Items from a figure collection
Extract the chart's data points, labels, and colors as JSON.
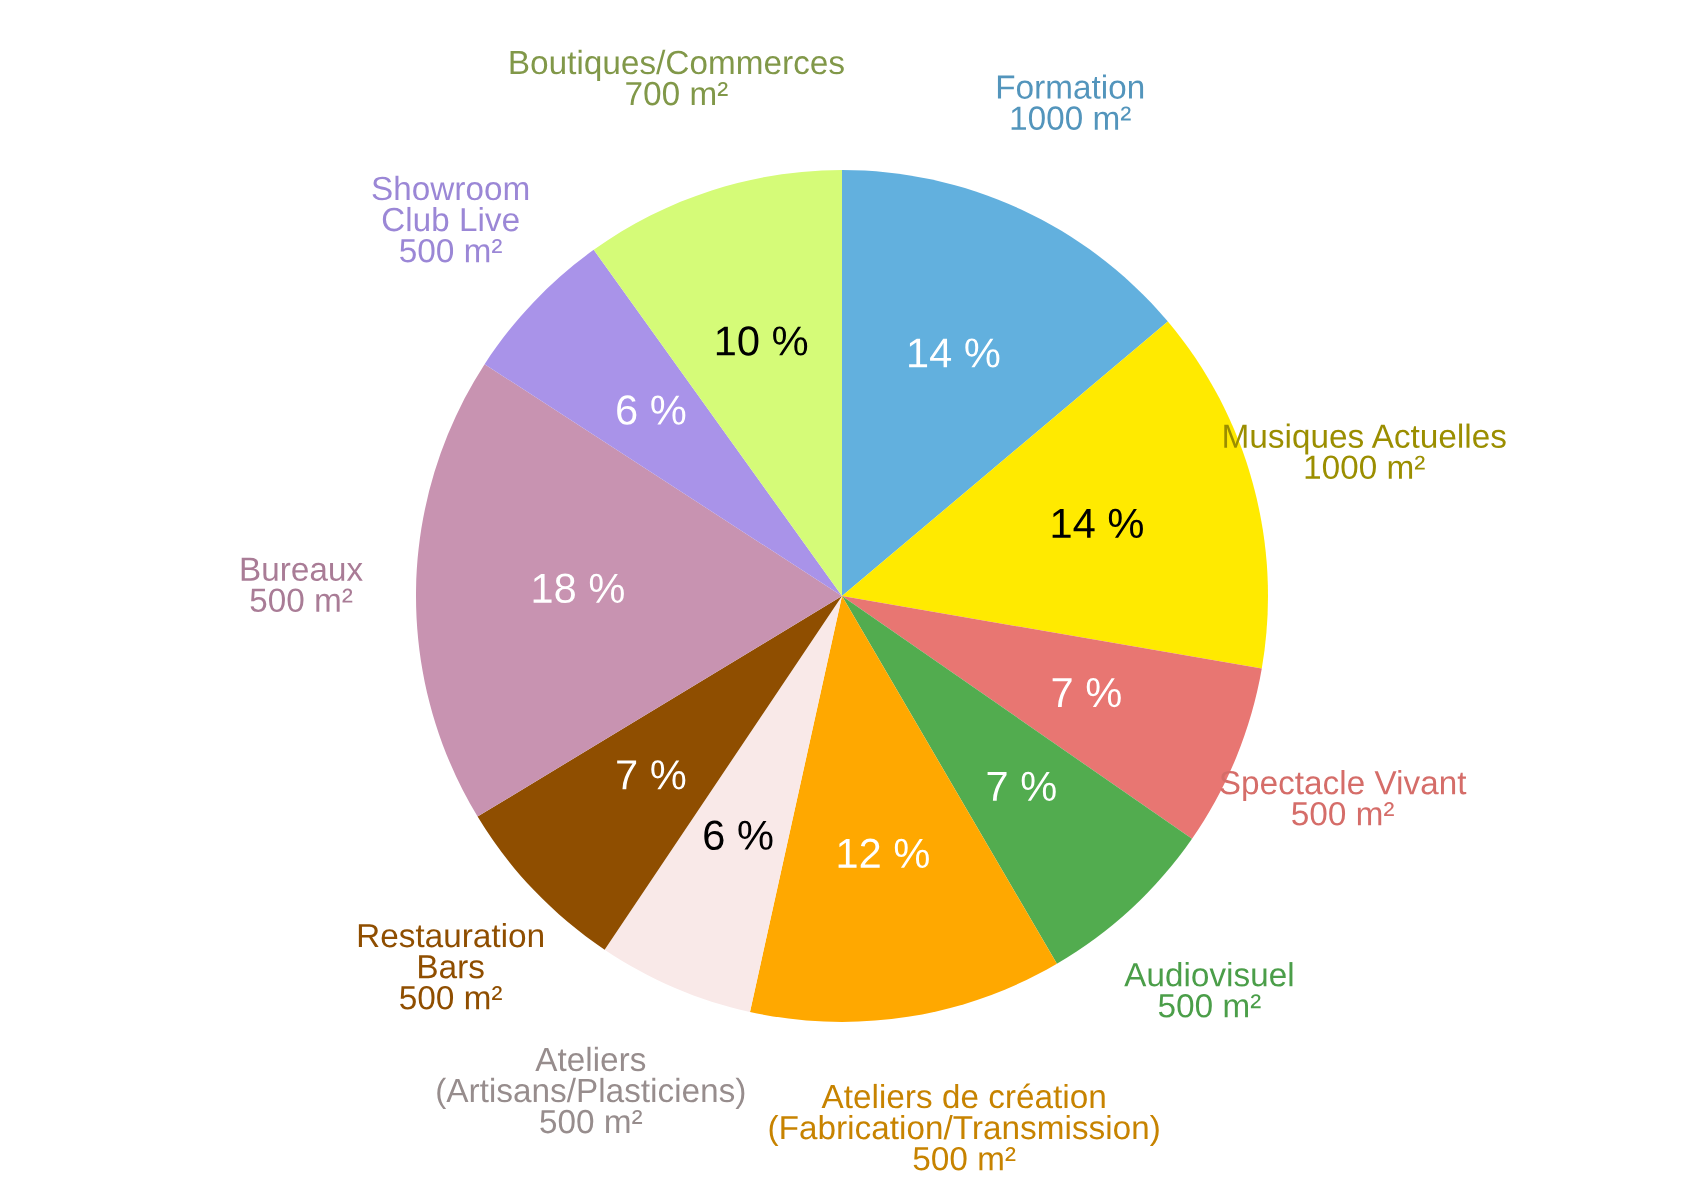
{
  "chart_data": {
    "type": "pie",
    "categories": [
      "Formation\n1000 m²",
      "Musiques Actuelles\n1000 m²",
      "Spectacle Vivant\n500 m²",
      "Audiovisuel\n500 m²",
      "Ateliers de création\n(Fabrication/Transmission)\n500 m²",
      "Ateliers\n(Artisans/Plasticiens)\n500 m²",
      "Restauration\nBars\n500 m²",
      "Bureaux\n500 m²",
      "Showroom\nClub Live\n500 m²",
      "Boutiques/Commerces\n700 m²"
    ],
    "values": [
      14,
      14,
      7,
      7,
      12,
      6,
      7,
      18,
      6,
      10
    ],
    "value_labels": [
      "14 %",
      "14 %",
      "7 %",
      "7 %",
      "12 %",
      "6 %",
      "7 %",
      "18 %",
      "6 %",
      "10 %"
    ],
    "colors": [
      "#62b0de",
      "#ffea00",
      "#e87672",
      "#52ac4f",
      "#ffa800",
      "#f9e9e8",
      "#8f4e00",
      "#c893b1",
      "#a993e9",
      "#d5fb78"
    ],
    "legend": false
  }
}
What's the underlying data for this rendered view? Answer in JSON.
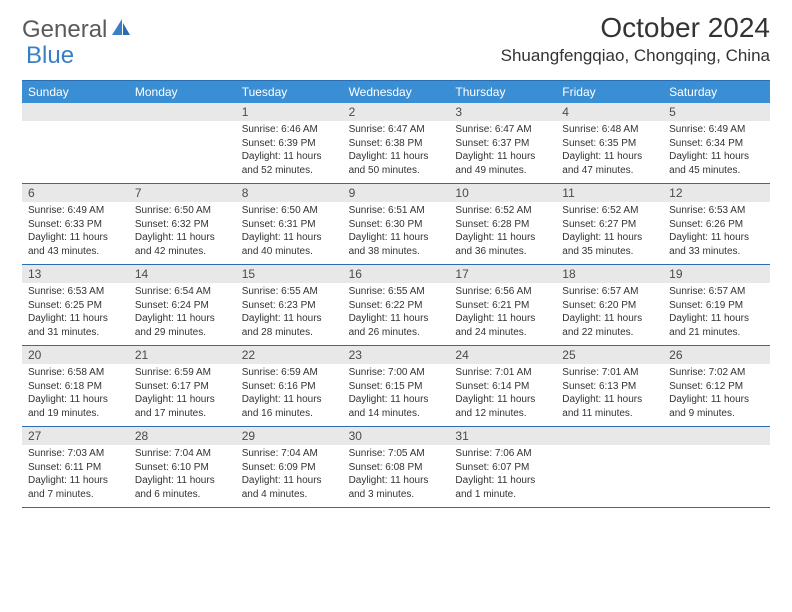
{
  "logo": {
    "part1": "General",
    "part2": "Blue"
  },
  "title": "October 2024",
  "location": "Shuangfengqiao, Chongqing, China",
  "colors": {
    "header_bg": "#3a8fd4",
    "border": "#2a6db0",
    "daynum_bg": "#e8e8e8",
    "text": "#333333",
    "logo_gray": "#5a5a5a",
    "logo_blue": "#3a7fc4"
  },
  "day_names": [
    "Sunday",
    "Monday",
    "Tuesday",
    "Wednesday",
    "Thursday",
    "Friday",
    "Saturday"
  ],
  "weeks": [
    [
      null,
      null,
      {
        "n": "1",
        "sr": "Sunrise: 6:46 AM",
        "ss": "Sunset: 6:39 PM",
        "dl": "Daylight: 11 hours and 52 minutes."
      },
      {
        "n": "2",
        "sr": "Sunrise: 6:47 AM",
        "ss": "Sunset: 6:38 PM",
        "dl": "Daylight: 11 hours and 50 minutes."
      },
      {
        "n": "3",
        "sr": "Sunrise: 6:47 AM",
        "ss": "Sunset: 6:37 PM",
        "dl": "Daylight: 11 hours and 49 minutes."
      },
      {
        "n": "4",
        "sr": "Sunrise: 6:48 AM",
        "ss": "Sunset: 6:35 PM",
        "dl": "Daylight: 11 hours and 47 minutes."
      },
      {
        "n": "5",
        "sr": "Sunrise: 6:49 AM",
        "ss": "Sunset: 6:34 PM",
        "dl": "Daylight: 11 hours and 45 minutes."
      }
    ],
    [
      {
        "n": "6",
        "sr": "Sunrise: 6:49 AM",
        "ss": "Sunset: 6:33 PM",
        "dl": "Daylight: 11 hours and 43 minutes."
      },
      {
        "n": "7",
        "sr": "Sunrise: 6:50 AM",
        "ss": "Sunset: 6:32 PM",
        "dl": "Daylight: 11 hours and 42 minutes."
      },
      {
        "n": "8",
        "sr": "Sunrise: 6:50 AM",
        "ss": "Sunset: 6:31 PM",
        "dl": "Daylight: 11 hours and 40 minutes."
      },
      {
        "n": "9",
        "sr": "Sunrise: 6:51 AM",
        "ss": "Sunset: 6:30 PM",
        "dl": "Daylight: 11 hours and 38 minutes."
      },
      {
        "n": "10",
        "sr": "Sunrise: 6:52 AM",
        "ss": "Sunset: 6:28 PM",
        "dl": "Daylight: 11 hours and 36 minutes."
      },
      {
        "n": "11",
        "sr": "Sunrise: 6:52 AM",
        "ss": "Sunset: 6:27 PM",
        "dl": "Daylight: 11 hours and 35 minutes."
      },
      {
        "n": "12",
        "sr": "Sunrise: 6:53 AM",
        "ss": "Sunset: 6:26 PM",
        "dl": "Daylight: 11 hours and 33 minutes."
      }
    ],
    [
      {
        "n": "13",
        "sr": "Sunrise: 6:53 AM",
        "ss": "Sunset: 6:25 PM",
        "dl": "Daylight: 11 hours and 31 minutes."
      },
      {
        "n": "14",
        "sr": "Sunrise: 6:54 AM",
        "ss": "Sunset: 6:24 PM",
        "dl": "Daylight: 11 hours and 29 minutes."
      },
      {
        "n": "15",
        "sr": "Sunrise: 6:55 AM",
        "ss": "Sunset: 6:23 PM",
        "dl": "Daylight: 11 hours and 28 minutes."
      },
      {
        "n": "16",
        "sr": "Sunrise: 6:55 AM",
        "ss": "Sunset: 6:22 PM",
        "dl": "Daylight: 11 hours and 26 minutes."
      },
      {
        "n": "17",
        "sr": "Sunrise: 6:56 AM",
        "ss": "Sunset: 6:21 PM",
        "dl": "Daylight: 11 hours and 24 minutes."
      },
      {
        "n": "18",
        "sr": "Sunrise: 6:57 AM",
        "ss": "Sunset: 6:20 PM",
        "dl": "Daylight: 11 hours and 22 minutes."
      },
      {
        "n": "19",
        "sr": "Sunrise: 6:57 AM",
        "ss": "Sunset: 6:19 PM",
        "dl": "Daylight: 11 hours and 21 minutes."
      }
    ],
    [
      {
        "n": "20",
        "sr": "Sunrise: 6:58 AM",
        "ss": "Sunset: 6:18 PM",
        "dl": "Daylight: 11 hours and 19 minutes."
      },
      {
        "n": "21",
        "sr": "Sunrise: 6:59 AM",
        "ss": "Sunset: 6:17 PM",
        "dl": "Daylight: 11 hours and 17 minutes."
      },
      {
        "n": "22",
        "sr": "Sunrise: 6:59 AM",
        "ss": "Sunset: 6:16 PM",
        "dl": "Daylight: 11 hours and 16 minutes."
      },
      {
        "n": "23",
        "sr": "Sunrise: 7:00 AM",
        "ss": "Sunset: 6:15 PM",
        "dl": "Daylight: 11 hours and 14 minutes."
      },
      {
        "n": "24",
        "sr": "Sunrise: 7:01 AM",
        "ss": "Sunset: 6:14 PM",
        "dl": "Daylight: 11 hours and 12 minutes."
      },
      {
        "n": "25",
        "sr": "Sunrise: 7:01 AM",
        "ss": "Sunset: 6:13 PM",
        "dl": "Daylight: 11 hours and 11 minutes."
      },
      {
        "n": "26",
        "sr": "Sunrise: 7:02 AM",
        "ss": "Sunset: 6:12 PM",
        "dl": "Daylight: 11 hours and 9 minutes."
      }
    ],
    [
      {
        "n": "27",
        "sr": "Sunrise: 7:03 AM",
        "ss": "Sunset: 6:11 PM",
        "dl": "Daylight: 11 hours and 7 minutes."
      },
      {
        "n": "28",
        "sr": "Sunrise: 7:04 AM",
        "ss": "Sunset: 6:10 PM",
        "dl": "Daylight: 11 hours and 6 minutes."
      },
      {
        "n": "29",
        "sr": "Sunrise: 7:04 AM",
        "ss": "Sunset: 6:09 PM",
        "dl": "Daylight: 11 hours and 4 minutes."
      },
      {
        "n": "30",
        "sr": "Sunrise: 7:05 AM",
        "ss": "Sunset: 6:08 PM",
        "dl": "Daylight: 11 hours and 3 minutes."
      },
      {
        "n": "31",
        "sr": "Sunrise: 7:06 AM",
        "ss": "Sunset: 6:07 PM",
        "dl": "Daylight: 11 hours and 1 minute."
      },
      null,
      null
    ]
  ]
}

▶ _WORK INSTRUCTIONS_
Pictures are excluded; copy all other data exactly as shown.

▶ _THE REPLY_
Extract the chart's data points, labels, and colors as JSON.
{
  "chart_data": {
    "type": "pie",
    "categories": [
      "Formation\n1000 m²",
      "Musiques Actuelles\n1000 m²",
      "Spectacle Vivant\n500 m²",
      "Audiovisuel\n500 m²",
      "Ateliers de création\n(Fabrication/Transmission)\n500 m²",
      "Ateliers\n(Artisans/Plasticiens)\n500 m²",
      "Restauration\nBars\n500 m²",
      "Bureaux\n500 m²",
      "Showroom\nClub Live\n500 m²",
      "Boutiques/Commerces\n700 m²"
    ],
    "values": [
      14,
      14,
      7,
      7,
      12,
      6,
      7,
      18,
      6,
      10
    ],
    "value_labels": [
      "14 %",
      "14 %",
      "7 %",
      "7 %",
      "12 %",
      "6 %",
      "7 %",
      "18 %",
      "6 %",
      "10 %"
    ],
    "colors": [
      "#62b0de",
      "#ffea00",
      "#e87672",
      "#52ac4f",
      "#ffa800",
      "#f9e9e8",
      "#8f4e00",
      "#c893b1",
      "#a993e9",
      "#d5fb78"
    ],
    "legend": false
  }
}
What's the underlying data for this rendered view? Answer in JSON.
{
  "logo": {
    "part1": "General",
    "part2": "Blue"
  },
  "title": "October 2024",
  "location": "Shuangfengqiao, Chongqing, China",
  "colors": {
    "header_bg": "#3a8fd4",
    "border": "#2a6db0",
    "daynum_bg": "#e8e8e8",
    "text": "#333333",
    "logo_gray": "#5a5a5a",
    "logo_blue": "#3a7fc4"
  },
  "day_names": [
    "Sunday",
    "Monday",
    "Tuesday",
    "Wednesday",
    "Thursday",
    "Friday",
    "Saturday"
  ],
  "weeks": [
    [
      null,
      null,
      {
        "n": "1",
        "sr": "Sunrise: 6:46 AM",
        "ss": "Sunset: 6:39 PM",
        "dl": "Daylight: 11 hours and 52 minutes."
      },
      {
        "n": "2",
        "sr": "Sunrise: 6:47 AM",
        "ss": "Sunset: 6:38 PM",
        "dl": "Daylight: 11 hours and 50 minutes."
      },
      {
        "n": "3",
        "sr": "Sunrise: 6:47 AM",
        "ss": "Sunset: 6:37 PM",
        "dl": "Daylight: 11 hours and 49 minutes."
      },
      {
        "n": "4",
        "sr": "Sunrise: 6:48 AM",
        "ss": "Sunset: 6:35 PM",
        "dl": "Daylight: 11 hours and 47 minutes."
      },
      {
        "n": "5",
        "sr": "Sunrise: 6:49 AM",
        "ss": "Sunset: 6:34 PM",
        "dl": "Daylight: 11 hours and 45 minutes."
      }
    ],
    [
      {
        "n": "6",
        "sr": "Sunrise: 6:49 AM",
        "ss": "Sunset: 6:33 PM",
        "dl": "Daylight: 11 hours and 43 minutes."
      },
      {
        "n": "7",
        "sr": "Sunrise: 6:50 AM",
        "ss": "Sunset: 6:32 PM",
        "dl": "Daylight: 11 hours and 42 minutes."
      },
      {
        "n": "8",
        "sr": "Sunrise: 6:50 AM",
        "ss": "Sunset: 6:31 PM",
        "dl": "Daylight: 11 hours and 40 minutes."
      },
      {
        "n": "9",
        "sr": "Sunrise: 6:51 AM",
        "ss": "Sunset: 6:30 PM",
        "dl": "Daylight: 11 hours and 38 minutes."
      },
      {
        "n": "10",
        "sr": "Sunrise: 6:52 AM",
        "ss": "Sunset: 6:28 PM",
        "dl": "Daylight: 11 hours and 36 minutes."
      },
      {
        "n": "11",
        "sr": "Sunrise: 6:52 AM",
        "ss": "Sunset: 6:27 PM",
        "dl": "Daylight: 11 hours and 35 minutes."
      },
      {
        "n": "12",
        "sr": "Sunrise: 6:53 AM",
        "ss": "Sunset: 6:26 PM",
        "dl": "Daylight: 11 hours and 33 minutes."
      }
    ],
    [
      {
        "n": "13",
        "sr": "Sunrise: 6:53 AM",
        "ss": "Sunset: 6:25 PM",
        "dl": "Daylight: 11 hours and 31 minutes."
      },
      {
        "n": "14",
        "sr": "Sunrise: 6:54 AM",
        "ss": "Sunset: 6:24 PM",
        "dl": "Daylight: 11 hours and 29 minutes."
      },
      {
        "n": "15",
        "sr": "Sunrise: 6:55 AM",
        "ss": "Sunset: 6:23 PM",
        "dl": "Daylight: 11 hours and 28 minutes."
      },
      {
        "n": "16",
        "sr": "Sunrise: 6:55 AM",
        "ss": "Sunset: 6:22 PM",
        "dl": "Daylight: 11 hours and 26 minutes."
      },
      {
        "n": "17",
        "sr": "Sunrise: 6:56 AM",
        "ss": "Sunset: 6:21 PM",
        "dl": "Daylight: 11 hours and 24 minutes."
      },
      {
        "n": "18",
        "sr": "Sunrise: 6:57 AM",
        "ss": "Sunset: 6:20 PM",
        "dl": "Daylight: 11 hours and 22 minutes."
      },
      {
        "n": "19",
        "sr": "Sunrise: 6:57 AM",
        "ss": "Sunset: 6:19 PM",
        "dl": "Daylight: 11 hours and 21 minutes."
      }
    ],
    [
      {
        "n": "20",
        "sr": "Sunrise: 6:58 AM",
        "ss": "Sunset: 6:18 PM",
        "dl": "Daylight: 11 hours and 19 minutes."
      },
      {
        "n": "21",
        "sr": "Sunrise: 6:59 AM",
        "ss": "Sunset: 6:17 PM",
        "dl": "Daylight: 11 hours and 17 minutes."
      },
      {
        "n": "22",
        "sr": "Sunrise: 6:59 AM",
        "ss": "Sunset: 6:16 PM",
        "dl": "Daylight: 11 hours and 16 minutes."
      },
      {
        "n": "23",
        "sr": "Sunrise: 7:00 AM",
        "ss": "Sunset: 6:15 PM",
        "dl": "Daylight: 11 hours and 14 minutes."
      },
      {
        "n": "24",
        "sr": "Sunrise: 7:01 AM",
        "ss": "Sunset: 6:14 PM",
        "dl": "Daylight: 11 hours and 12 minutes."
      },
      {
        "n": "25",
        "sr": "Sunrise: 7:01 AM",
        "ss": "Sunset: 6:13 PM",
        "dl": "Daylight: 11 hours and 11 minutes."
      },
      {
        "n": "26",
        "sr": "Sunrise: 7:02 AM",
        "ss": "Sunset: 6:12 PM",
        "dl": "Daylight: 11 hours and 9 minutes."
      }
    ],
    [
      {
        "n": "27",
        "sr": "Sunrise: 7:03 AM",
        "ss": "Sunset: 6:11 PM",
        "dl": "Daylight: 11 hours and 7 minutes."
      },
      {
        "n": "28",
        "sr": "Sunrise: 7:04 AM",
        "ss": "Sunset: 6:10 PM",
        "dl": "Daylight: 11 hours and 6 minutes."
      },
      {
        "n": "29",
        "sr": "Sunrise: 7:04 AM",
        "ss": "Sunset: 6:09 PM",
        "dl": "Daylight: 11 hours and 4 minutes."
      },
      {
        "n": "30",
        "sr": "Sunrise: 7:05 AM",
        "ss": "Sunset: 6:08 PM",
        "dl": "Daylight: 11 hours and 3 minutes."
      },
      {
        "n": "31",
        "sr": "Sunrise: 7:06 AM",
        "ss": "Sunset: 6:07 PM",
        "dl": "Daylight: 11 hours and 1 minute."
      },
      null,
      null
    ]
  ]
}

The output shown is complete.